Data excerpts

----------------------------------------

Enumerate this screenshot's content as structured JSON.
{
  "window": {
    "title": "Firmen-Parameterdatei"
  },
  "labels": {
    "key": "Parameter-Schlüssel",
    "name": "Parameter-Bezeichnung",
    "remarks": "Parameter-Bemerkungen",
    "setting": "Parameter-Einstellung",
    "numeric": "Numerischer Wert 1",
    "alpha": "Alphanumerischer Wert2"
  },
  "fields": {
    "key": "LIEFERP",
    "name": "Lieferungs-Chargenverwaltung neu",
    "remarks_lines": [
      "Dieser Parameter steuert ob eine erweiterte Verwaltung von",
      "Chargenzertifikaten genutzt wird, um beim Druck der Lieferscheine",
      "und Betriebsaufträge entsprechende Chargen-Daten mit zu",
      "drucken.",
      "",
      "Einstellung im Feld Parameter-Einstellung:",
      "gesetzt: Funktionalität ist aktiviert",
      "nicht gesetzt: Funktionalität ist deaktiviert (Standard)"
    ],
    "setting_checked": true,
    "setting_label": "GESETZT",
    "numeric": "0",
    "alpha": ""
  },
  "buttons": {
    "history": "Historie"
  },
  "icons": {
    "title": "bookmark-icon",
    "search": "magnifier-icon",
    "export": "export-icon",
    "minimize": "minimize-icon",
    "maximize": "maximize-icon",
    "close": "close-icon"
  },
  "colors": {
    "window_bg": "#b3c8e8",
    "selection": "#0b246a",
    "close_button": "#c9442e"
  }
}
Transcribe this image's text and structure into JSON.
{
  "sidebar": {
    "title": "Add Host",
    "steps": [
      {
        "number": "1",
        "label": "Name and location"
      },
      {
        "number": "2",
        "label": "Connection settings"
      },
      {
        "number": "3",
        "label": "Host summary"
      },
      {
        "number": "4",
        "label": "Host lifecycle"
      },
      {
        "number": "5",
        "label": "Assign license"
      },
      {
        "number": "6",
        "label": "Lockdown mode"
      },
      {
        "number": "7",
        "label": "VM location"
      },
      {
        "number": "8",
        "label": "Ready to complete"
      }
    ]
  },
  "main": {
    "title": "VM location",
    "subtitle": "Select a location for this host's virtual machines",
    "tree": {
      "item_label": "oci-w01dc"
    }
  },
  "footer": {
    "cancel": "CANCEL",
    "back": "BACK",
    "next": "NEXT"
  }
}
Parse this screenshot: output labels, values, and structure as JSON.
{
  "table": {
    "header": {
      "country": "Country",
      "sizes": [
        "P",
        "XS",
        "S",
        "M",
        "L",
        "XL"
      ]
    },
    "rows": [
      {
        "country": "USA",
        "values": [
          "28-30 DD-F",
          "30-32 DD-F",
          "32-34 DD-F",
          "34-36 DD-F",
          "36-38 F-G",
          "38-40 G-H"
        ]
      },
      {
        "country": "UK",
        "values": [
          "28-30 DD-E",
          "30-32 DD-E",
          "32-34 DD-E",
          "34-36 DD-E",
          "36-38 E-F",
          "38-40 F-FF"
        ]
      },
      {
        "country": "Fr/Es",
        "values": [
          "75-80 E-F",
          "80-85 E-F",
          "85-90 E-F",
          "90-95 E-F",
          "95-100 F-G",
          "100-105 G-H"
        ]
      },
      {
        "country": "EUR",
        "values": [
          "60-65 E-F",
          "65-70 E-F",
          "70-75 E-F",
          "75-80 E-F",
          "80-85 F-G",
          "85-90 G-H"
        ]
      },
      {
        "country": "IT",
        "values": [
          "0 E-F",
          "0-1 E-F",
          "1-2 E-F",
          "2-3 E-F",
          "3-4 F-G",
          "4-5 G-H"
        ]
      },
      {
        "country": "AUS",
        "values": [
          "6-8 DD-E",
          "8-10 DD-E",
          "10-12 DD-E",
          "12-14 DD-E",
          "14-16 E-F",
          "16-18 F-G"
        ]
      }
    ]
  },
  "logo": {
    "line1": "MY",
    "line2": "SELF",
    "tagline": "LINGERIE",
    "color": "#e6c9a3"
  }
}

----------------------------------------

* Directions
Transcribe the material exactly as it reads.

* Answer to the problem
Enumerate this screenshot's content as structured JSON.
{
  "window": {
    "title": "Firmen-Parameterdatei"
  },
  "labels": {
    "key": "Parameter-Schlüssel",
    "name": "Parameter-Bezeichnung",
    "remarks": "Parameter-Bemerkungen",
    "setting": "Parameter-Einstellung",
    "numeric": "Numerischer Wert 1",
    "alpha": "Alphanumerischer Wert2"
  },
  "fields": {
    "key": "LIEFERP",
    "name": "Lieferungs-Chargenverwaltung neu",
    "remarks_lines": [
      "Dieser Parameter steuert ob eine erweiterte Verwaltung von",
      "Chargenzertifikaten genutzt wird, um beim Druck der Lieferscheine",
      "und Betriebsaufträge entsprechende Chargen-Daten mit zu",
      "drucken.",
      "",
      "Einstellung im Feld Parameter-Einstellung:",
      "gesetzt: Funktionalität ist aktiviert",
      "nicht gesetzt: Funktionalität ist deaktiviert (Standard)"
    ],
    "setting_checked": true,
    "setting_label": "GESETZT",
    "numeric": "0",
    "alpha": ""
  },
  "buttons": {
    "history": "Historie"
  },
  "icons": {
    "title": "bookmark-icon",
    "search": "magnifier-icon",
    "export": "export-icon",
    "minimize": "minimize-icon",
    "maximize": "maximize-icon",
    "close": "close-icon"
  },
  "colors": {
    "window_bg": "#b3c8e8",
    "selection": "#0b246a",
    "close_button": "#c9442e"
  }
}
Transcribe this image's text and structure into JSON.
{
  "sidebar": {
    "title": "Add Host",
    "steps": [
      {
        "number": "1",
        "label": "Name and location"
      },
      {
        "number": "2",
        "label": "Connection settings"
      },
      {
        "number": "3",
        "label": "Host summary"
      },
      {
        "number": "4",
        "label": "Host lifecycle"
      },
      {
        "number": "5",
        "label": "Assign license"
      },
      {
        "number": "6",
        "label": "Lockdown mode"
      },
      {
        "number": "7",
        "label": "VM location"
      },
      {
        "number": "8",
        "label": "Ready to complete"
      }
    ]
  },
  "main": {
    "title": "VM location",
    "subtitle": "Select a location for this host's virtual machines",
    "tree": {
      "item_label": "oci-w01dc"
    }
  },
  "footer": {
    "cancel": "CANCEL",
    "back": "BACK",
    "next": "NEXT"
  }
}
Parse this screenshot: output labels, values, and structure as JSON.
{
  "table": {
    "header": {
      "country": "Country",
      "sizes": [
        "P",
        "XS",
        "S",
        "M",
        "L",
        "XL"
      ]
    },
    "rows": [
      {
        "country": "USA",
        "values": [
          "28-30 DD-F",
          "30-32 DD-F",
          "32-34 DD-F",
          "34-36 DD-F",
          "36-38 F-G",
          "38-40 G-H"
        ]
      },
      {
        "country": "UK",
        "values": [
          "28-30 DD-E",
          "30-32 DD-E",
          "32-34 DD-E",
          "34-36 DD-E",
          "36-38 E-F",
          "38-40 F-FF"
        ]
      },
      {
        "country": "Fr/Es",
        "values": [
          "75-80 E-F",
          "80-85 E-F",
          "85-90 E-F",
          "90-95 E-F",
          "95-100 F-G",
          "100-105 G-H"
        ]
      },
      {
        "country": "EUR",
        "values": [
          "60-65 E-F",
          "65-70 E-F",
          "70-75 E-F",
          "75-80 E-F",
          "80-85 F-G",
          "85-90 G-H"
        ]
      },
      {
        "country": "IT",
        "values": [
          "0 E-F",
          "0-1 E-F",
          "1-2 E-F",
          "2-3 E-F",
          "3-4 F-G",
          "4-5 G-H"
        ]
      },
      {
        "country": "AUS",
        "values": [
          "6-8 DD-E",
          "8-10 DD-E",
          "10-12 DD-E",
          "12-14 DD-E",
          "14-16 E-F",
          "16-18 F-G"
        ]
      }
    ]
  },
  "logo": {
    "line1": "MY",
    "line2": "SELF",
    "tagline": "LINGERIE",
    "color": "#e6c9a3"
  }
}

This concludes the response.